-------- Supplied data --------

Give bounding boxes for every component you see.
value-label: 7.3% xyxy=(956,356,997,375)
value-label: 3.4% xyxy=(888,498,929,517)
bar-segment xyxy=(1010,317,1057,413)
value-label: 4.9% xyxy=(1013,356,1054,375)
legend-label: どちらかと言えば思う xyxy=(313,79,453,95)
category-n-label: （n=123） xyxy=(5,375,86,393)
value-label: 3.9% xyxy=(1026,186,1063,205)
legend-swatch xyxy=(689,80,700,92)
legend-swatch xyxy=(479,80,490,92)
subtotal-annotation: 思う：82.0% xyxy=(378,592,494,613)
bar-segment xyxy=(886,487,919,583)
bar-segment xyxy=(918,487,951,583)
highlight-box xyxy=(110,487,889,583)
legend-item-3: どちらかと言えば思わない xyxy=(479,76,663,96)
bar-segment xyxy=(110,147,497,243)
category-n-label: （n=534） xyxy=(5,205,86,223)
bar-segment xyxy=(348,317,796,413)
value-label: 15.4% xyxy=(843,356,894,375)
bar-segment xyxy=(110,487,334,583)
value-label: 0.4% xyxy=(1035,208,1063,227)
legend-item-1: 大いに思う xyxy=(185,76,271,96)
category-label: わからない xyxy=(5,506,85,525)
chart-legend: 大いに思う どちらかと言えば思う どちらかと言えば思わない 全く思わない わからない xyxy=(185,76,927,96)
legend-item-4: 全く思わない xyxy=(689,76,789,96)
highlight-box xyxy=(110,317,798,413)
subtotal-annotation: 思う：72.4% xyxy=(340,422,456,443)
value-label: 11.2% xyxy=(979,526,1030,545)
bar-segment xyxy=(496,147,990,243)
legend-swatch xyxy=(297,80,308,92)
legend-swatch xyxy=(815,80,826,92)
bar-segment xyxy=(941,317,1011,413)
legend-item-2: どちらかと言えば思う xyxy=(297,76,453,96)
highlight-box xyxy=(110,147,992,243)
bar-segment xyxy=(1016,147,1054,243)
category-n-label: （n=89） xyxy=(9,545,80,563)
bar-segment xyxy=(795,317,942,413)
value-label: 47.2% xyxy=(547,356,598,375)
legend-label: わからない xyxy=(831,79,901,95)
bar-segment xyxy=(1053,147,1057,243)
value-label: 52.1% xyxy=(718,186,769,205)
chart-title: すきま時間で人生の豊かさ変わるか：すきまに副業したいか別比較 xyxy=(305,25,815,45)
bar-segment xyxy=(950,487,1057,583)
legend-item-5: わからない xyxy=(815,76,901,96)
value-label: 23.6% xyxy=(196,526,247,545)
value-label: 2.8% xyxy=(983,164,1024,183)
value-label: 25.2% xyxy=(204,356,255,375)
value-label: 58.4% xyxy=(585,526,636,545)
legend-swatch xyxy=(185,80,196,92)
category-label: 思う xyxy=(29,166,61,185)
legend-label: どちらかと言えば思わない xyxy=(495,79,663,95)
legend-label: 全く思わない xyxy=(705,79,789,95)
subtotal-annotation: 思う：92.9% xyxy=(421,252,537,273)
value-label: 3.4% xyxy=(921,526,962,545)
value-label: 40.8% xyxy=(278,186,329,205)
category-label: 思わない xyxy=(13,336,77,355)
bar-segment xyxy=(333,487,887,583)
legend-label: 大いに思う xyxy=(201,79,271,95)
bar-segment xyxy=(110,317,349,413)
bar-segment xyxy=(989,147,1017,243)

--------

Arrange every line of the records above as a Markdown table with two columns, n for the row number and Line for the line itself. Leave out blank lines.

§ **The completed task**
| n | Line |
|---|---|
| 1 | Give bounding boxes for every component you see. |
| 2 | value-label: 7.3% xyxy=(956,356,997,375) |
| 3 | value-label: 3.4% xyxy=(888,498,929,517) |
| 4 | bar-segment xyxy=(1010,317,1057,413) |
| 5 | value-label: 4.9% xyxy=(1013,356,1054,375) |
| 6 | legend-label: どちらかと言えば思う xyxy=(313,79,453,95) |
| 7 | category-n-label: （n=123） xyxy=(5,375,86,393) |
| 8 | value-label: 3.9% xyxy=(1026,186,1063,205) |
| 9 | legend-swatch xyxy=(689,80,700,92) |
| 10 | legend-swatch xyxy=(479,80,490,92) |
| 11 | subtotal-annotation: 思う：82.0% xyxy=(378,592,494,613) |
| 12 | bar-segment xyxy=(886,487,919,583) |
| 13 | bar-segment xyxy=(918,487,951,583) |
| 14 | highlight-box xyxy=(110,487,889,583) |
| 15 | legend-item-3: どちらかと言えば思わない xyxy=(479,76,663,96) |
| 16 | bar-segment xyxy=(110,147,497,243) |
| 17 | category-n-label: （n=534） xyxy=(5,205,86,223) |
| 18 | bar-segment xyxy=(348,317,796,413) |
| 19 | value-label: 15.4% xyxy=(843,356,894,375) |
| 20 | bar-segment xyxy=(110,487,334,583) |
| 21 | value-label: 0.4% xyxy=(1035,208,1063,227) |
| 22 | legend-item-1: 大いに思う xyxy=(185,76,271,96) |
| 23 | category-label: わからない xyxy=(5,506,85,525) |
| 24 | chart-legend: 大いに思う どちらかと言えば思う どちらかと言えば思わない 全く思わない わからない xyxy=(185,76,927,96) |
| 25 | legend-item-4: 全く思わない xyxy=(689,76,789,96) |
| 26 | highlight-box xyxy=(110,317,798,413) |
| 27 | subtotal-annotation: 思う：72.4% xyxy=(340,422,456,443) |
| 28 | value-label: 11.2% xyxy=(979,526,1030,545) |
| 29 | bar-segment xyxy=(496,147,990,243) |
| 30 | legend-swatch xyxy=(297,80,308,92) |
| 31 | legend-swatch xyxy=(815,80,826,92) |
| 32 | bar-segment xyxy=(941,317,1011,413) |
| 33 | legend-item-2: どちらかと言えば思う xyxy=(297,76,453,96) |
| 34 | highlight-box xyxy=(110,147,992,243) |
| 35 | bar-segment xyxy=(1016,147,1054,243) |
| 36 | category-n-label: （n=89） xyxy=(9,545,80,563) |
| 37 | bar-segment xyxy=(795,317,942,413) |
| 38 | value-label: 47.2% xyxy=(547,356,598,375) |
| 39 | legend-label: わからない xyxy=(831,79,901,95) |
| 40 | bar-segment xyxy=(1053,147,1057,243) |
| 41 | value-label: 52.1% xyxy=(718,186,769,205) |
| 42 | chart-title: すきま時間で人生の豊かさ変わるか：すきまに副業したいか別比較 xyxy=(305,25,815,45) |
| 43 | bar-segment xyxy=(950,487,1057,583) |
| 44 | legend-item-5: わからない xyxy=(815,76,901,96) |
| 45 | value-label: 23.6% xyxy=(196,526,247,545) |
| 46 | value-label: 2.8% xyxy=(983,164,1024,183) |
| 47 | value-label: 25.2% xyxy=(204,356,255,375) |
| 48 | value-label: 58.4% xyxy=(585,526,636,545) |
| 49 | legend-swatch xyxy=(185,80,196,92) |
| 50 | category-label: 思う xyxy=(29,166,61,185) |
| 51 | legend-label: どちらかと言えば思わない xyxy=(495,79,663,95) |
| 52 | legend-label: 全く思わない xyxy=(705,79,789,95) |
| 53 | subtotal-annotation: 思う：92.9% xyxy=(421,252,537,273) |
| 54 | value-label: 3.4% xyxy=(921,526,962,545) |
| 55 | value-label: 40.8% xyxy=(278,186,329,205) |
| 56 | category-label: 思わない xyxy=(13,336,77,355) |
| 57 | bar-segment xyxy=(333,487,887,583) |
| 58 | legend-label: 大いに思う xyxy=(201,79,271,95) |
| 59 | bar-segment xyxy=(110,317,349,413) |
| 60 | bar-segment xyxy=(989,147,1017,243) |